begin DATA FOR THIS TASK

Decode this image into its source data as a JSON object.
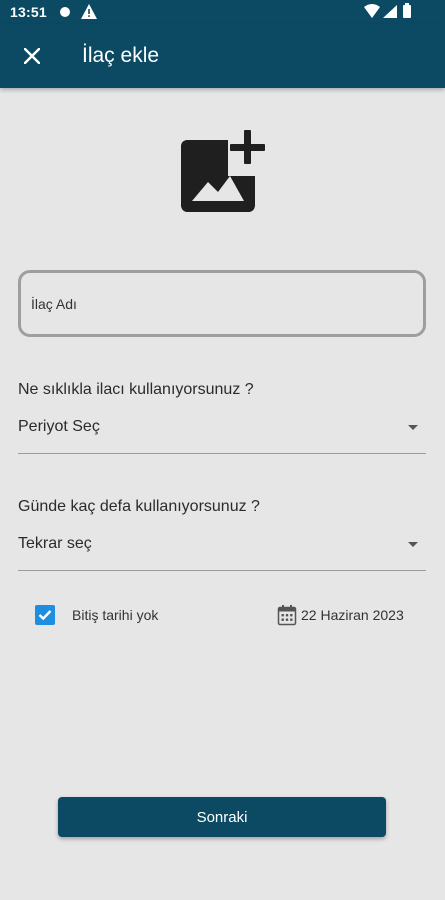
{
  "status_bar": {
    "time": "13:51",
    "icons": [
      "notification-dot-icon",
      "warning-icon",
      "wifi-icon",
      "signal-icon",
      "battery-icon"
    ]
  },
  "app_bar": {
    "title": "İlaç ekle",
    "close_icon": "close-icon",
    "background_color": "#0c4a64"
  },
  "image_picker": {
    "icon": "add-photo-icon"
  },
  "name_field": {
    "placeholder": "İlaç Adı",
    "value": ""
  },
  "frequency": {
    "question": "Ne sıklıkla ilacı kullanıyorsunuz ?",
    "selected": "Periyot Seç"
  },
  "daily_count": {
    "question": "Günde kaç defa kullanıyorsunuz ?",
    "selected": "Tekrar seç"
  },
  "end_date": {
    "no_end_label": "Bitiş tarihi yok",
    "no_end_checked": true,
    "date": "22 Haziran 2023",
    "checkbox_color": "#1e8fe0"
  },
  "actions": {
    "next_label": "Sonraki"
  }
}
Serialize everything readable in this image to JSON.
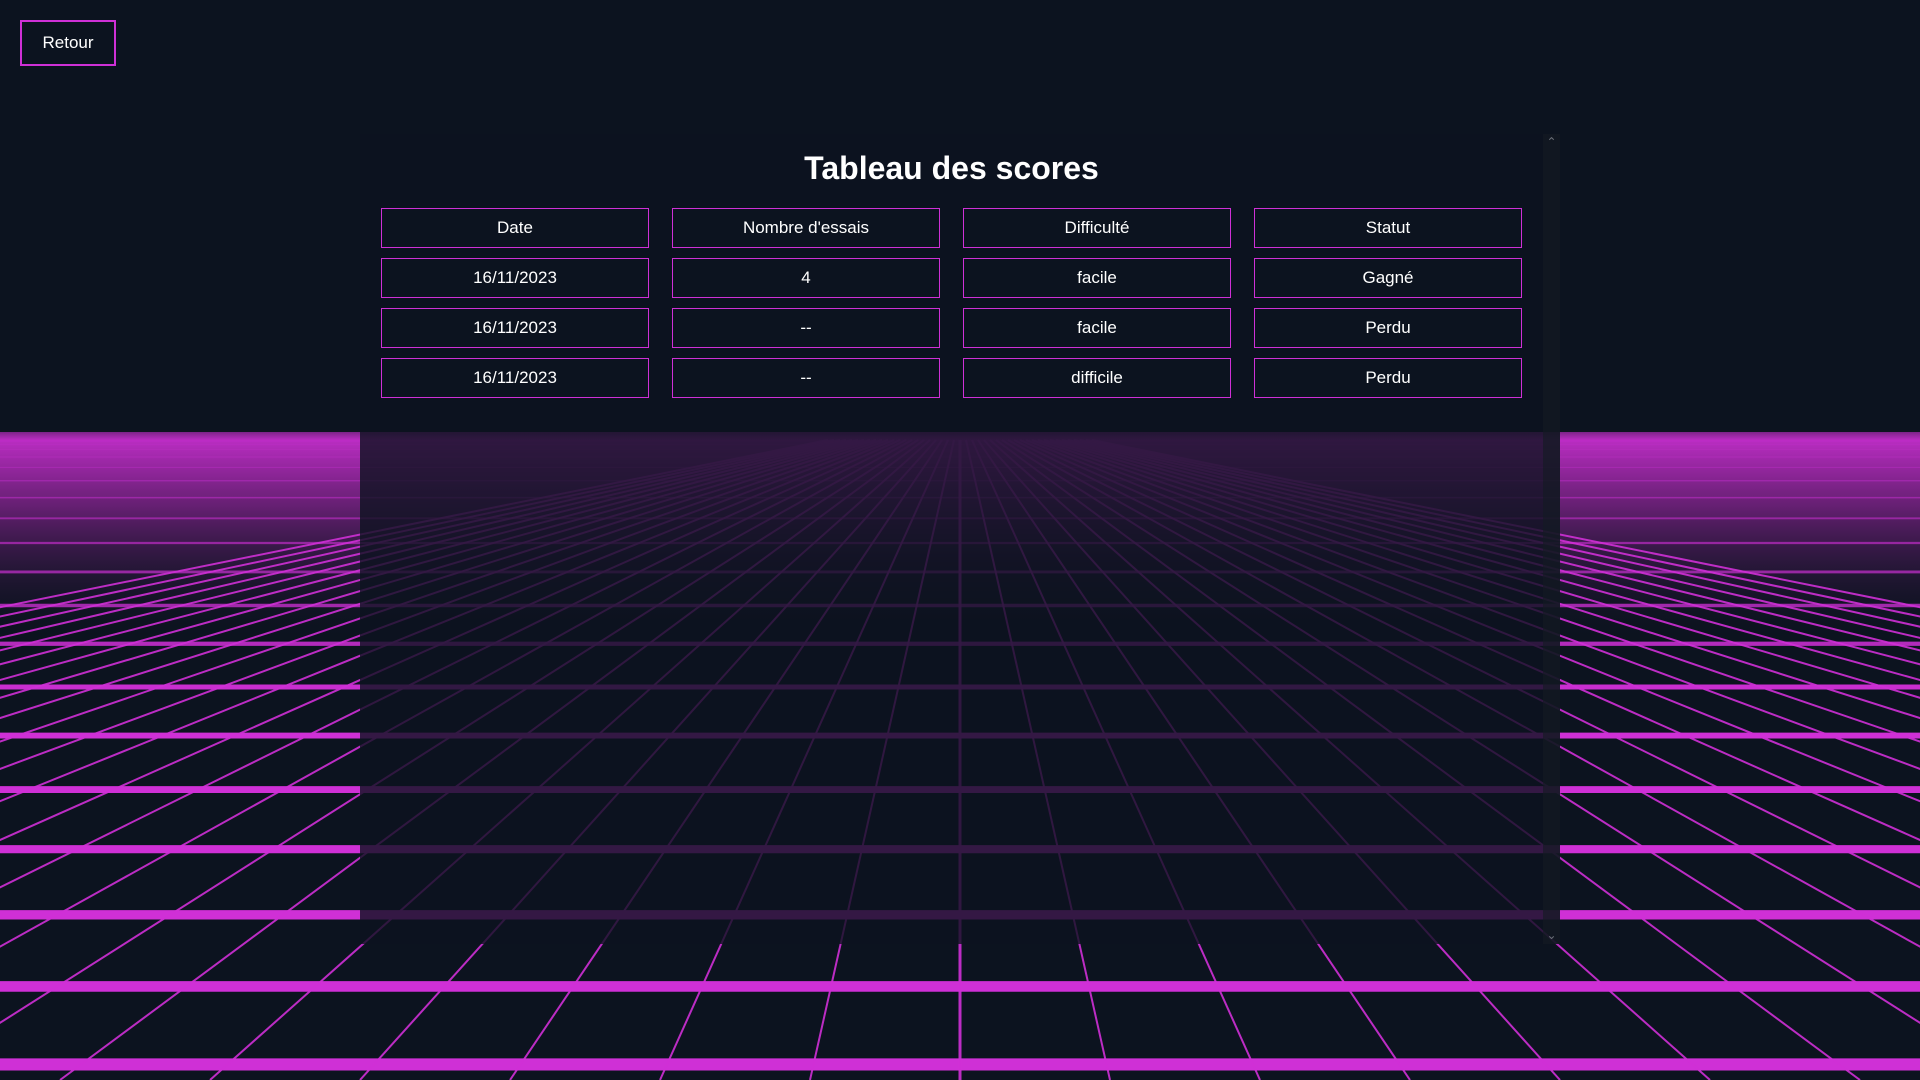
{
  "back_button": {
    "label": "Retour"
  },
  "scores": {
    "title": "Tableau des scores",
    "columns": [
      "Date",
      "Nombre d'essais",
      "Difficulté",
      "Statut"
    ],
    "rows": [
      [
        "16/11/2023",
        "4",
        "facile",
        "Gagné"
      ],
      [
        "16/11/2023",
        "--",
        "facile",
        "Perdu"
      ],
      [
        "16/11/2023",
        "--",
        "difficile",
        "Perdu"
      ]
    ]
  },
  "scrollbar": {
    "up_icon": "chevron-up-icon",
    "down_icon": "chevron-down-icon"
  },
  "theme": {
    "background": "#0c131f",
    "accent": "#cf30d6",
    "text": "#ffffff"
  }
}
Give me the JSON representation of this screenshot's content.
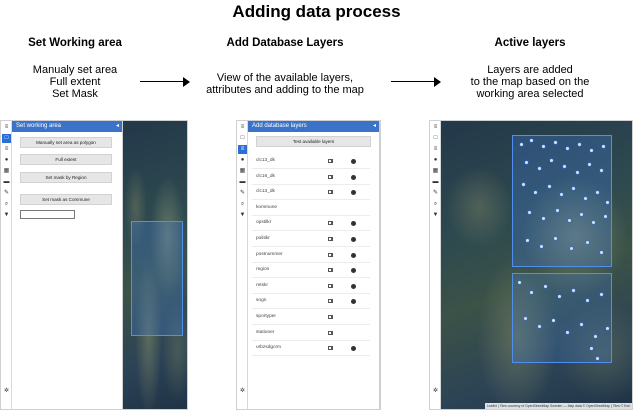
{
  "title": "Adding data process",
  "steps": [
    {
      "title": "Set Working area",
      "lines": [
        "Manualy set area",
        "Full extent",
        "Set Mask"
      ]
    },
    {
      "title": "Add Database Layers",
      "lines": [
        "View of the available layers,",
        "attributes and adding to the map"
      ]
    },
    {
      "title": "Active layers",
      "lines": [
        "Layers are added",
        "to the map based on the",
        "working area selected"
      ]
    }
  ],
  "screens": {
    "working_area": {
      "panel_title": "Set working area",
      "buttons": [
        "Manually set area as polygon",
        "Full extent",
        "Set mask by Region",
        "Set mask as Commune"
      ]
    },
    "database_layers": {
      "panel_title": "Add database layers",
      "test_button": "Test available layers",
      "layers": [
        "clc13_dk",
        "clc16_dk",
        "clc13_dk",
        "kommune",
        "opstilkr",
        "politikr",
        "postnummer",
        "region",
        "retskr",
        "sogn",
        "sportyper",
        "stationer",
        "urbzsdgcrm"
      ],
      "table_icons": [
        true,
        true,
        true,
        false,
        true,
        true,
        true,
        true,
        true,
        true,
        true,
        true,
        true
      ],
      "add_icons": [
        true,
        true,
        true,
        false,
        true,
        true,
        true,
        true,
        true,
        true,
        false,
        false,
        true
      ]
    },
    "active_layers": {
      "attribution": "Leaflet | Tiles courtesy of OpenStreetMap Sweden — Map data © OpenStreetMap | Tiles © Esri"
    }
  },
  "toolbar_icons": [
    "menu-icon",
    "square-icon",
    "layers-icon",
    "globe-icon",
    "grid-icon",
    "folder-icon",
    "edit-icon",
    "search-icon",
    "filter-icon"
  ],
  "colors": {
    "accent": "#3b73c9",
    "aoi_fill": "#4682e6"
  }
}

end DATA FOR THIS TASK

WORK TO COMPLETE>
Look above for every line with the word "selected" and copy it.

COMPLETE RESPONSE>
    "selected": "Periyot Seç"
    "selected": "Tekrar seç"
        "working area selected"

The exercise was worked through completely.